## EXERCISE
Locate the lines where "this" occurs and copy them as they stand.

## TASK DATA
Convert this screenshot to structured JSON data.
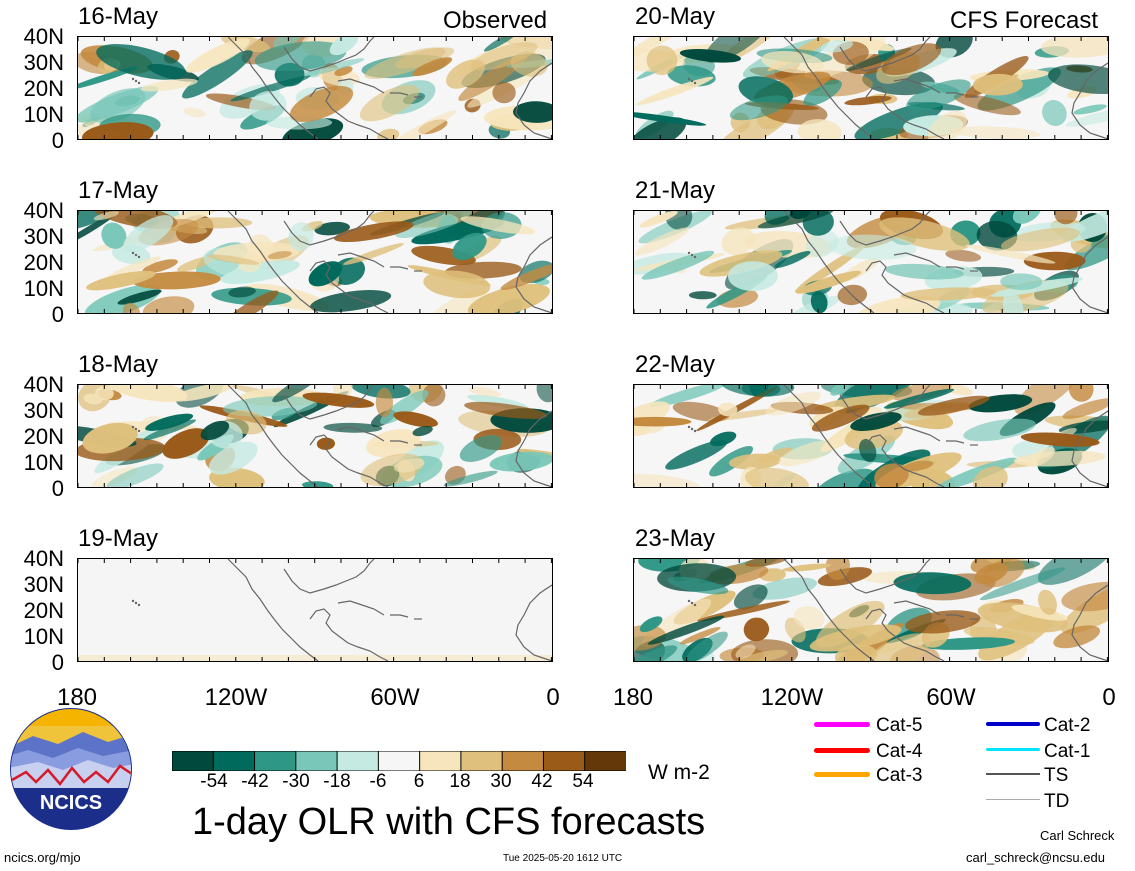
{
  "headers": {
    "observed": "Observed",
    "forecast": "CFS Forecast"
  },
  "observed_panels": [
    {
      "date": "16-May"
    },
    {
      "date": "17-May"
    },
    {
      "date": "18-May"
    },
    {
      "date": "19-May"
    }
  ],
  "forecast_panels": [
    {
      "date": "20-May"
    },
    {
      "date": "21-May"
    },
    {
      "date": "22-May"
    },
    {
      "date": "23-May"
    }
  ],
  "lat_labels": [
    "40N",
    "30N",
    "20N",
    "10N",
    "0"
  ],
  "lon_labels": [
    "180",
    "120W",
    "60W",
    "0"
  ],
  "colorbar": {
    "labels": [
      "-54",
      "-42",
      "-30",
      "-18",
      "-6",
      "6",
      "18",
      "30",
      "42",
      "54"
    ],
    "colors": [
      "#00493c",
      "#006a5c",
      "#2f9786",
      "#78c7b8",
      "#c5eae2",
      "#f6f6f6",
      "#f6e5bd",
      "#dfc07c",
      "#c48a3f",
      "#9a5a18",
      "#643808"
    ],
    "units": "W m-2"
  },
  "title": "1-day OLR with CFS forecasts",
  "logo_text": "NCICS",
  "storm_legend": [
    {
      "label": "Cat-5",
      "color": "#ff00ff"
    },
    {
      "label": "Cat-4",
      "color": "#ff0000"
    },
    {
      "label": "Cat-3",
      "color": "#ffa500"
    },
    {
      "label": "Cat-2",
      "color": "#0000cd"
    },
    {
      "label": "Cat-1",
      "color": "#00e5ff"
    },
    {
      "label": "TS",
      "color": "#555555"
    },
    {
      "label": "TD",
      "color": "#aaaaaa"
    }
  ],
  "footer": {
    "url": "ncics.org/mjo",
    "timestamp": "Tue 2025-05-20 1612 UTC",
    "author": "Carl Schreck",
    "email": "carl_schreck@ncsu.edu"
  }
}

==

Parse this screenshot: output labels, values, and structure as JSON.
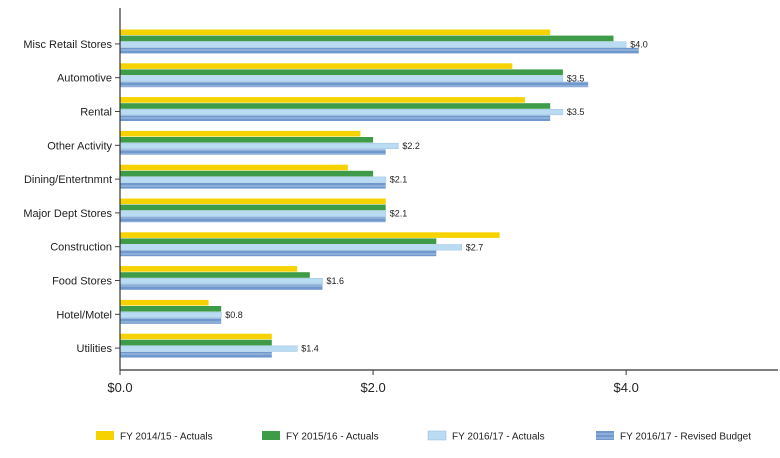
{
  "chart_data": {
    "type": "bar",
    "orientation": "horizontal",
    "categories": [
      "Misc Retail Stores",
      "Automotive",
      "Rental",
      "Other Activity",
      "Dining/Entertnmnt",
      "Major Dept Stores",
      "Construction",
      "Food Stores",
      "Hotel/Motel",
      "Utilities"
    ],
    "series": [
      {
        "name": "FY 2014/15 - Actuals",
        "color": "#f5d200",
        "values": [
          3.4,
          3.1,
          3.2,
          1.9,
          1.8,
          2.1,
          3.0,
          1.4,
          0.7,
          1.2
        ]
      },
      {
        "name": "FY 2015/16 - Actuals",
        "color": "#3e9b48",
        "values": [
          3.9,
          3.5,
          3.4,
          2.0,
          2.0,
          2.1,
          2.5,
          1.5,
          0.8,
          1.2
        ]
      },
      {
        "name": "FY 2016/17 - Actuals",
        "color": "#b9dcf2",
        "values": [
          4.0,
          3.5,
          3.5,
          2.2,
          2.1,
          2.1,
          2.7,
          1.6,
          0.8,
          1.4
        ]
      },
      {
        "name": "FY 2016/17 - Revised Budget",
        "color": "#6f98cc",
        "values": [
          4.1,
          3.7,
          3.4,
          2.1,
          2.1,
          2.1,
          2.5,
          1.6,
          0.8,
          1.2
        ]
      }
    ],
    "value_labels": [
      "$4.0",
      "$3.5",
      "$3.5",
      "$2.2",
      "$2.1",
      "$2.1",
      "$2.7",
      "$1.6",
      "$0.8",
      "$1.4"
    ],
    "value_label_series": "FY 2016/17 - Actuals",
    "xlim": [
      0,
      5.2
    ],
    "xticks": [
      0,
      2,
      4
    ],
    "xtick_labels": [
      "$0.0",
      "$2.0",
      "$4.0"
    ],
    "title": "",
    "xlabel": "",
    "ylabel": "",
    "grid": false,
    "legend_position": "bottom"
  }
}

## OUTPUT
Convert this screenshot to structured JSON data.
Parse this screenshot: output labels, values, and structure as JSON.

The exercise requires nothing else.